[Data records]
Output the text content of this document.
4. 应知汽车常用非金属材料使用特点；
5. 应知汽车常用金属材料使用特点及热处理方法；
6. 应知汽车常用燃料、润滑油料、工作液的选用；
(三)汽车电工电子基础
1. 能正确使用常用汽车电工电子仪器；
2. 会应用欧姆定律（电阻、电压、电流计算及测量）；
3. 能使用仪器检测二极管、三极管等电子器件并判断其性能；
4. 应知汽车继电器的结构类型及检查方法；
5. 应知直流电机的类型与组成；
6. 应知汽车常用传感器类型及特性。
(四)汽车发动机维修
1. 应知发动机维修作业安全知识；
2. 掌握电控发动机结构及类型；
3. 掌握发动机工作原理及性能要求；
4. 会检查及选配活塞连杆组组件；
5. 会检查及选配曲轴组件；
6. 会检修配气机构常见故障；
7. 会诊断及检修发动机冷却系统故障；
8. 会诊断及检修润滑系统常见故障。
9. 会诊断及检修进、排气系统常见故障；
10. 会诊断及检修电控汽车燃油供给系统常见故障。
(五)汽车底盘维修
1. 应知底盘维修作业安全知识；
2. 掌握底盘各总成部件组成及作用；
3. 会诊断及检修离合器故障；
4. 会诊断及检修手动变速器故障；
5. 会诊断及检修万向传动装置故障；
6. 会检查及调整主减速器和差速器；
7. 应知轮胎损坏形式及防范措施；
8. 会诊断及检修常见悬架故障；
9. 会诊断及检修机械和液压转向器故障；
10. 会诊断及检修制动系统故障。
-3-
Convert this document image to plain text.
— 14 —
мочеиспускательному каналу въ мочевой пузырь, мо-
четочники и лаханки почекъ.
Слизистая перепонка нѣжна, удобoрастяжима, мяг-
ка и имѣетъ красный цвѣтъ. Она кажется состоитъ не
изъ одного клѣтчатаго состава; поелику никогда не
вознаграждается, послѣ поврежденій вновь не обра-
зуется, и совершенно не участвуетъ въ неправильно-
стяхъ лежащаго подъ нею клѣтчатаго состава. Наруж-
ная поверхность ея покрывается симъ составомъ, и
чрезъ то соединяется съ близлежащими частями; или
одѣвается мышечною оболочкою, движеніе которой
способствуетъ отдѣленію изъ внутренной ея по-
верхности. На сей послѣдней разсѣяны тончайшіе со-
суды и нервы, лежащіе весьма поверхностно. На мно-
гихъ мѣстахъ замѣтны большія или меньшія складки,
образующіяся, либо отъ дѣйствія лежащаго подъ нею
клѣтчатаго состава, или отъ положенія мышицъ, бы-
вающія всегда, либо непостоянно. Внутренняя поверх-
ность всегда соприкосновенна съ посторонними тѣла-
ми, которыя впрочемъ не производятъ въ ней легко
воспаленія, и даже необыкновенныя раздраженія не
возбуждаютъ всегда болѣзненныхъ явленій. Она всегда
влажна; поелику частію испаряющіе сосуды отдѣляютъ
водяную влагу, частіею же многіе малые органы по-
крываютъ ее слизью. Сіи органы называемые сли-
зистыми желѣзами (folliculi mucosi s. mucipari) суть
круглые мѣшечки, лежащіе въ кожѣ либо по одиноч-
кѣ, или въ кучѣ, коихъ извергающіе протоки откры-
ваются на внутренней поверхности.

Stated goal:
Output the data above exactly, please, line for line.

Result of the exercise:
Output the text content of this document.
4. 应知汽车常用非金属材料使用特点；
5. 应知汽车常用金属材料使用特点及热处理方法；
6. 应知汽车常用燃料、润滑油料、工作液的选用；
(三)汽车电工电子基础
1. 能正确使用常用汽车电工电子仪器；
2. 会应用欧姆定律（电阻、电压、电流计算及测量）；
3. 能使用仪器检测二极管、三极管等电子器件并判断其性能；
4. 应知汽车继电器的结构类型及检查方法；
5. 应知直流电机的类型与组成；
6. 应知汽车常用传感器类型及特性。
(四)汽车发动机维修
1. 应知发动机维修作业安全知识；
2. 掌握电控发动机结构及类型；
3. 掌握发动机工作原理及性能要求；
4. 会检查及选配活塞连杆组组件；
5. 会检查及选配曲轴组件；
6. 会检修配气机构常见故障；
7. 会诊断及检修发动机冷却系统故障；
8. 会诊断及检修润滑系统常见故障。
9. 会诊断及检修进、排气系统常见故障；
10. 会诊断及检修电控汽车燃油供给系统常见故障。
(五)汽车底盘维修
1. 应知底盘维修作业安全知识；
2. 掌握底盘各总成部件组成及作用；
3. 会诊断及检修离合器故障；
4. 会诊断及检修手动变速器故障；
5. 会诊断及检修万向传动装置故障；
6. 会检查及调整主减速器和差速器；
7. 应知轮胎损坏形式及防范措施；
8. 会诊断及检修常见悬架故障；
9. 会诊断及检修机械和液压转向器故障；
10. 会诊断及检修制动系统故障。
-3-
Convert this document image to plain text.
— 14 —
мочеиспускательному каналу въ мочевой пузырь, мо-
четочники и лаханки почекъ.
Слизистая перепонка нѣжна, удобoрастяжима, мяг-
ка и имѣетъ красный цвѣтъ. Она кажется состоитъ не
изъ одного клѣтчатаго состава; поелику никогда не
вознаграждается, послѣ поврежденій вновь не обра-
зуется, и совершенно не участвуетъ въ неправильно-
стяхъ лежащаго подъ нею клѣтчатаго состава. Наруж-
ная поверхность ея покрывается симъ составомъ, и
чрезъ то соединяется съ близлежащими частями; или
одѣвается мышечною оболочкою, движеніе которой
способствуетъ отдѣленію изъ внутренной ея по-
верхности. На сей послѣдней разсѣяны тончайшіе со-
суды и нервы, лежащіе весьма поверхностно. На мно-
гихъ мѣстахъ замѣтны большія или меньшія складки,
образующіяся, либо отъ дѣйствія лежащаго подъ нею
клѣтчатаго состава, или отъ положенія мышицъ, бы-
вающія всегда, либо непостоянно. Внутренняя поверх-
ность всегда соприкосновенна съ посторонними тѣла-
ми, которыя впрочемъ не производятъ въ ней легко
воспаленія, и даже необыкновенныя раздраженія не
возбуждаютъ всегда болѣзненныхъ явленій. Она всегда
влажна; поелику частію испаряющіе сосуды отдѣляютъ
водяную влагу, частіею же многіе малые органы по-
крываютъ ее слизью. Сіи органы называемые сли-
зистыми желѣзами (folliculi mucosi s. mucipari) суть
круглые мѣшечки, лежащіе въ кожѣ либо по одиноч-
кѣ, или въ кучѣ, коихъ извергающіе протоки откры-
ваются на внутренней поверхности.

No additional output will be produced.